*** TEXT UNDER STUDY ***

Thursday, May 17, 2018 by Zoey Sky
Mycetoma is a disease that spreads via a bacterial or fungal infection.
The disease is caused by specific types of bacteria (actinomycetoma) and fungi (eumycetoma) in soil and water. These bacteria and fungi can enter the body through a break in the skin, usually located on an individual’s foot. A patient with mycetoma will develop firm and painless but debilitating masses under their skin. These masses can also affect the underlying bone.
Known risk factors and symptoms of mycetoma
The signs of both bacterial and fungal mycetoma usually include:
- Deep itching sensation – Pain may also occur because of secondary bacterial infection/bone infection.
- Destruction of the underlying muscle and bone – Underlying bone and muscle may get damaged when a patient has long-term mycetoma.
- Firm and painless masses under the skin – These masses usually form on a patient’s foot but they can also spread and form anywhere on the body. The mycetoma masses often start small, but they can grow larger and develop oozing sores that may render the affected limb unusable. Limbs with mycetoma masses may also become deformed.
Risk factors for mycetoma may include:
- Being involved in agricultural work – Mycetoma often occurs among agricultural workers. Masses often form on their hands, shoulders, and back since workers carry contaminated vegetation and other items.
- Walking barefoot in dry and dusty conditions – Minor trauma may allow pathogens from the soil to enter the skin.
Body systems harmed by mycetoma
Mycetoma may cause the following complications:
- Ankylosis/deformities – May occur in advanced cases.
- Chronic neglected infection – May require amputation.
- Disfigurement – This is rarely fatal.
- Invasive infection – May occur among patients with weak immune systems.
- Lymphoedema – May be caused by lymphatic obstruction and fibrosis.
- Toxicity – May occur due to prolonged antimicrobial or antifungal therapy.
Food items or nutrients that may prevent mycetoma
The following foods or nutrients can help prevent mycetoma:
- Coconut – Coconut is an antimicrobial food that is rich in caprylic acid and lauric acid that can fight candida yeast in the body. The lauric acid in coconut can help strengthen immunity and its healthy fats can improve liver function.
- Garlic – Fresh garlic cloves are full of vitamin B6 and potassium. Additionally, garlic can boost immunity, detoxify the body, improve cardiovascular health, and strengthen the liver. Garlic fights bacteria in the digestive tract and it’s also a natural prebiotic food.

*** RECORDS PROVIDED ***

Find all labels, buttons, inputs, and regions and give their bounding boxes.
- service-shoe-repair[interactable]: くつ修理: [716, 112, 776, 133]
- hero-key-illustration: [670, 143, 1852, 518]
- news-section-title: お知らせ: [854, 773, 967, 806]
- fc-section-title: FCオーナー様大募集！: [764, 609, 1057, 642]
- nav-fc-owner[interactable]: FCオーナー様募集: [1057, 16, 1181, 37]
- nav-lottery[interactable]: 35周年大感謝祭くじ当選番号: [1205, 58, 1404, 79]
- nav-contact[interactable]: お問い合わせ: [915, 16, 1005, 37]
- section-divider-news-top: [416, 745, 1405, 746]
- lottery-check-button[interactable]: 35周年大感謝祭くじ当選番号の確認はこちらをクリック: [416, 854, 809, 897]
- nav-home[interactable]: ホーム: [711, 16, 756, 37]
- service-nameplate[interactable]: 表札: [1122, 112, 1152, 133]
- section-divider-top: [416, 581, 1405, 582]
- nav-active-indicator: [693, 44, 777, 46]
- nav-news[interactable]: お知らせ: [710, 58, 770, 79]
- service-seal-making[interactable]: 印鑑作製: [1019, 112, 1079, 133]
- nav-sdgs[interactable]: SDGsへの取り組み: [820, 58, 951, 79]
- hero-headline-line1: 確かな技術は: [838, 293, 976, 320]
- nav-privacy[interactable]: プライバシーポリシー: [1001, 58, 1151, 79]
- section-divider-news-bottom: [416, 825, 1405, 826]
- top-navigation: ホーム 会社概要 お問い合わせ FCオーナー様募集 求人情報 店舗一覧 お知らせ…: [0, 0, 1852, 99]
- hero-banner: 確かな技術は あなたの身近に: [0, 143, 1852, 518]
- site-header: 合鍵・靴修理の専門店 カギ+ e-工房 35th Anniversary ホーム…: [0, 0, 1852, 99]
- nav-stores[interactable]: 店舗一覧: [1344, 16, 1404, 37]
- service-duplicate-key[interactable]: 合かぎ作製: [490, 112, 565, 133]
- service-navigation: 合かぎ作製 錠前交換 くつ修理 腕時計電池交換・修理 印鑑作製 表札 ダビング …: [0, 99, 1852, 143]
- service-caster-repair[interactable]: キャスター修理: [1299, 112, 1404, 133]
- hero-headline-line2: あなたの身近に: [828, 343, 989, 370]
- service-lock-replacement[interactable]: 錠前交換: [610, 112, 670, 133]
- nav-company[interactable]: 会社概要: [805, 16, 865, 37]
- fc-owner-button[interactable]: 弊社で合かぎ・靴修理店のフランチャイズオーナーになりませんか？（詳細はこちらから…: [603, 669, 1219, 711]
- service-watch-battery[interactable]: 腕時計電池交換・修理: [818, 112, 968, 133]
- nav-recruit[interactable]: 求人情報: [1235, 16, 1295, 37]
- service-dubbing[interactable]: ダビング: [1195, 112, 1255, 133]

***

TO DO –
**A.** Name every complication of mycetoma that the text on mycetoma lists.
**B.** Extend the text on mycetoma, picking up after its last sentence.

YOUR WRITTEN ANSWERS –
**A.** Ankylosis/deformities, chronic neglected infection, disfigurement, invasive infection, lymphoedema, and toxicity.

**B.**
- Onions – Onions are good for the heart and liver and they can help prevent bacterial growth. Additionally, onions can boost the immune system. They also contain antioxidants, potassium, vitamin B6, and vitamin C.
- Oregano – Oregano can help fight bacteria and boost the immune system.
- Pumpkin seeds – Pumpkin seeds can help fight parasites. The seeds have properties that bind to parasites so the latter can be excreted via the digestive tract.
Treatments, management plans for mycetoma
Treatment for mycetoma usually depends on whether it is caused by actinomycetoma or eumycetoma.
- Actinomycetoma – This is often treated with antibiotics. In most cases, surgery isn’t required.
- Eumycetoma – This is usually treated with long-term antifungal medication. But treatment isn’t always effective. Surgery or amputation is sometimes required to remove the infected tissue.
Where to learn more
Mycetoma is a disease that spreads via a bacterial or fungal infection caused by specific types of bacteria (actinomycetoma) and fungi (eumycetoma) in soil and water.
The symptoms of both actinomycetoma and eumycetoma include firm and painless masses under the skin. These masses usually form on a patient’s foot but they can also spread and form anywhere on the body.
Mycetoma may cause complications like ankylosis/deformities, disfigurement, and lymphoedema.
Coconut, garlic, onions, oregano, and pumpkin seeds can help prevent mycetoma.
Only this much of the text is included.